── Excerpted records

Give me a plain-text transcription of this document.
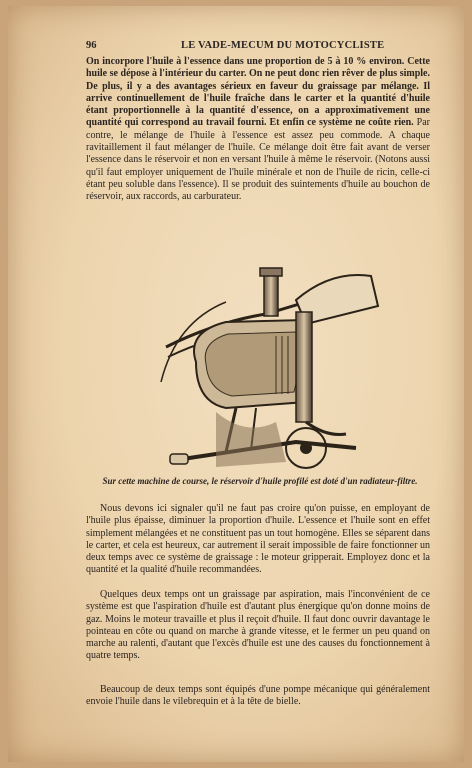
96	LE VADE-MECUM DU MOTOCYCLISTE

On incorpore l'huile à l'essence dans une proportion de 5 à 10 % environ. Cette huile se dépose à l'intérieur du carter. On ne peut donc rien rêver de plus simple. De plus, il y a des avantages sérieux en faveur du graissage par mélange. Il arrive continuellement de l'huile fraîche dans le carter et la quantité d'huile étant proportionnelle à la quantité d'essence, on a approximativement une quantité qui correspond au travail fourni. Et enfin ce système ne coûte rien. Par contre, le mélange de l'huile à l'essence est assez peu commode. A chaque ravitaillement il faut mélanger de l'huile. Ce mélange doit être fait avant de verser l'essence dans le réservoir et non en versant l'huile à même le réservoir. (Notons aussi qu'il faut employer uniquement de l'huile minérale et non de l'huile de ricin, celle-ci étant peu soluble dans l'essence). Il se produit des suintements d'huile au bouchon de réservoir, aux raccords, au carburateur.

Sur cette machine de course, le réservoir d'huile profilé est doté d'un radiateur-filtre.

Nous devons ici signaler qu'il ne faut pas croire qu'on puisse, en employant de l'huile plus épaisse, diminuer la proportion d'huile. L'essence et l'huile sont en effet simplement mélangées et ne constituent pas un tout homogène. Elles se séparent dans le carter, et cela est heureux, car autrement il serait impossible de faire fonctionner un deux temps avec ce système de graissage : le moteur gripperait. Employez donc et la quantité et la qualité d'huile recommandées.

Quelques deux temps ont un graissage par aspiration, mais l'inconvénient de ce système est que l'aspiration d'huile est d'autant plus énergique qu'on donne moins de gaz. Moins le moteur travaille et plus il reçoit d'huile. Il faut donc ouvrir davantage le pointeau en côte ou quand on marche à grande vitesse, et le fermer un peu quand on marche au ralenti, d'autant que l'excès d'huile est une des causes du fonctionnement à quatre temps.

Beaucoup de deux temps sont équipés d'une pompe mécanique qui généralement envoie l'huile dans le vilebrequin et à la tête de bielle.
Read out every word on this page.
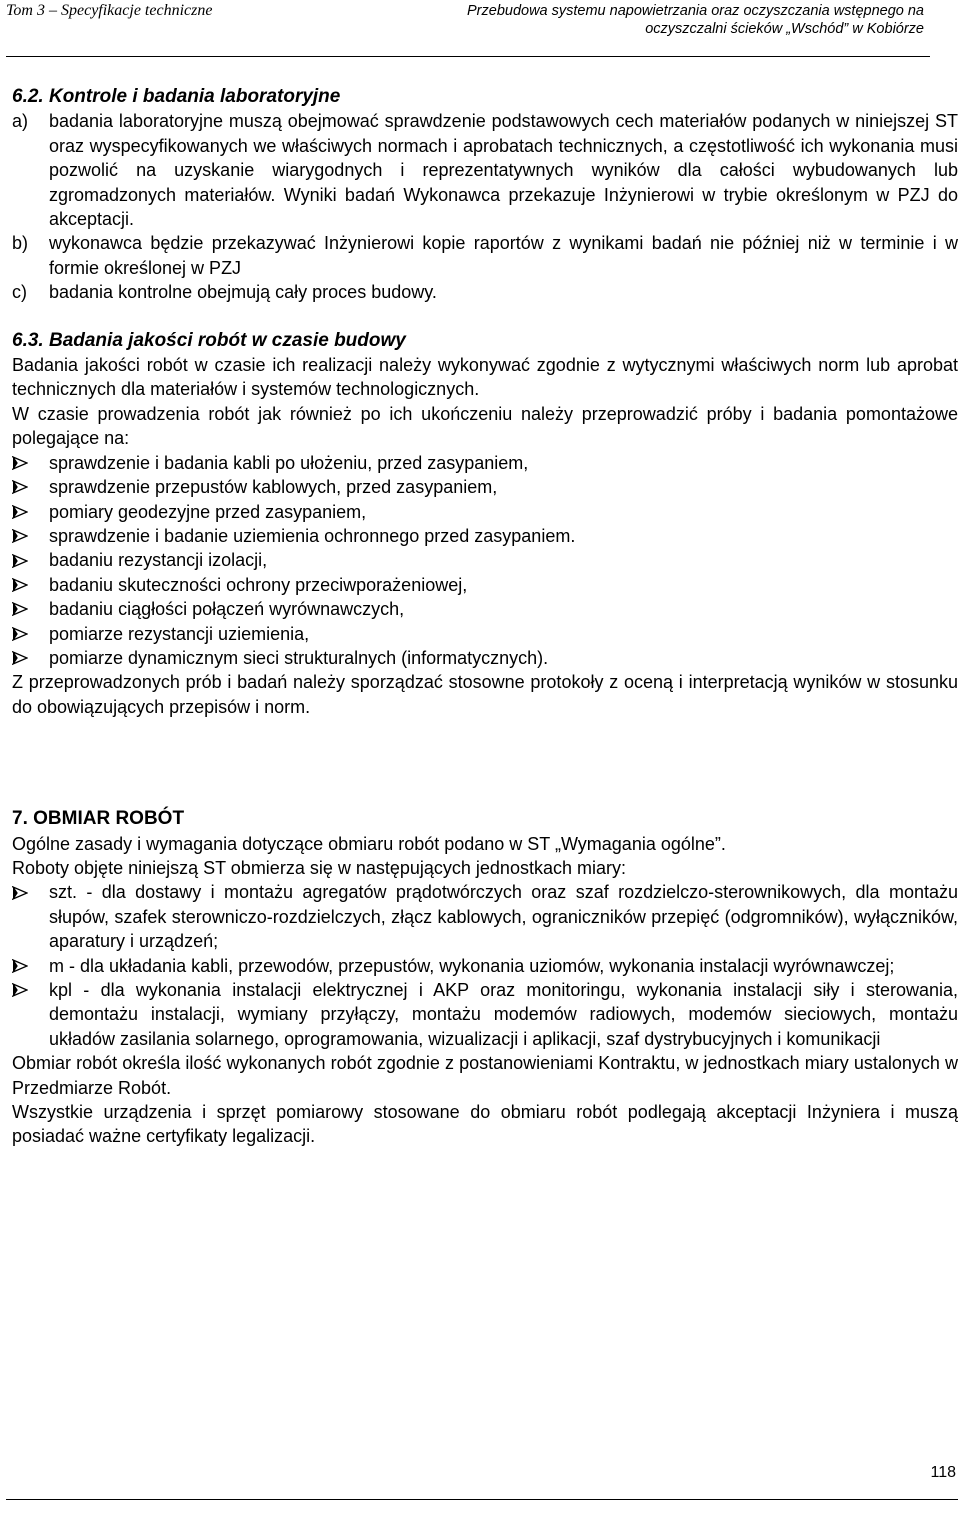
Tom 3 – Specyfikacje techniczne	Przebudowa systemu napowietrzania oraz oczyszczania wstępnego na
oczyszczalni ścieków „Wschód” w Kobiórze
6.2. Kontrole i badania laboratoryjne
a)	badania laboratoryjne muszą obejmować sprawdzenie podstawowych cech materiałów podanych w niniejszej ST oraz wyspecyfikowanych we właściwych normach i aprobatach technicznych, a częstotliwość ich wykonania musi pozwolić na uzyskanie wiarygodnych i reprezentatywnych wyników dla całości wybudowanych lub zgromadzonych materiałów. Wyniki badań Wykonawca przekazuje Inżynierowi w trybie określonym w PZJ do akceptacji.
b)	wykonawca będzie przekazywać Inżynierowi kopie raportów z wynikami badań nie później niż w terminie i w formie określonej w PZJ
c)	badania kontrolne obejmują cały proces budowy.
6.3. Badania jakości robót w czasie budowy

Badania jakości robót w czasie ich realizacji należy wykonywać zgodnie z wytycznymi właściwych norm lub aprobat technicznych dla materiałów i systemów technologicznych.

W czasie prowadzenia robót jak również po ich ukończeniu należy przeprowadzić próby i badania pomontażowe polegające na:

sprawdzenie i badania kabli po ułożeniu, przed zasypaniem,
sprawdzenie przepustów kablowych, przed zasypaniem,
pomiary geodezyjne przed zasypaniem,
sprawdzenie i badanie uziemienia ochronnego przed zasypaniem.
badaniu rezystancji izolacji,
badaniu skuteczności ochrony przeciwporażeniowej,
badaniu ciągłości połączeń wyrównawczych,
pomiarze rezystancji uziemienia,
pomiarze dynamicznym sieci strukturalnych (informatycznych).

Z przeprowadzonych prób i badań należy sporządzać stosowne protokoły z oceną i interpretacją wyników w stosunku do obowiązujących przepisów i norm.

7. OBMIAR ROBÓT

Ogólne zasady i wymagania dotyczące obmiaru robót podano w ST „Wymagania ogólne”.

Roboty objęte niniejszą ST obmierza się w następujących jednostkach miary:

szt. - dla dostawy i montażu agregatów prądotwórczych oraz szaf rozdzielczo-sterownikowych, dla montażu słupów, szafek sterowniczo-rozdzielczych, złącz kablowych, ograniczników przepięć (odgromników), wyłączników, aparatury i urządzeń;
m - dla układania kabli, przewodów, przepustów, wykonania uziomów, wykonania instalacji wyrównawczej;
kpl - dla wykonania instalacji elektrycznej i AKP oraz monitoringu, wykonania instalacji siły i sterowania, demontażu instalacji, wymiany przyłączy, montażu modemów radiowych, modemów sieciowych, montażu układów zasilania solarnego, oprogramowania, wizualizacji i aplikacji, szaf dystrybucyjnych i komunikacji

Obmiar robót określa ilość wykonanych robót zgodnie z postanowieniami Kontraktu, w jednostkach miary ustalonych w Przedmiarze Robót.

Wszystkie urządzenia i sprzęt pomiarowy stosowane do obmiaru robót podlegają akceptacji Inżyniera i muszą posiadać ważne certyfikaty legalizacji.

118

────

Identify the lines in the entries above that contain "kablowych", then copy them out.

sprawdzenie przepustów kablowych, przed zasypaniem,
szt. - dla dostawy i montażu agregatów prądotwórczych oraz szaf rozdzielczo-sterownikowych, dla montażu słupów, szafek sterowniczo-rozdzielczych, złącz kablowych, ograniczników przepięć (odgromników), wyłączników, aparatury i urządzeń;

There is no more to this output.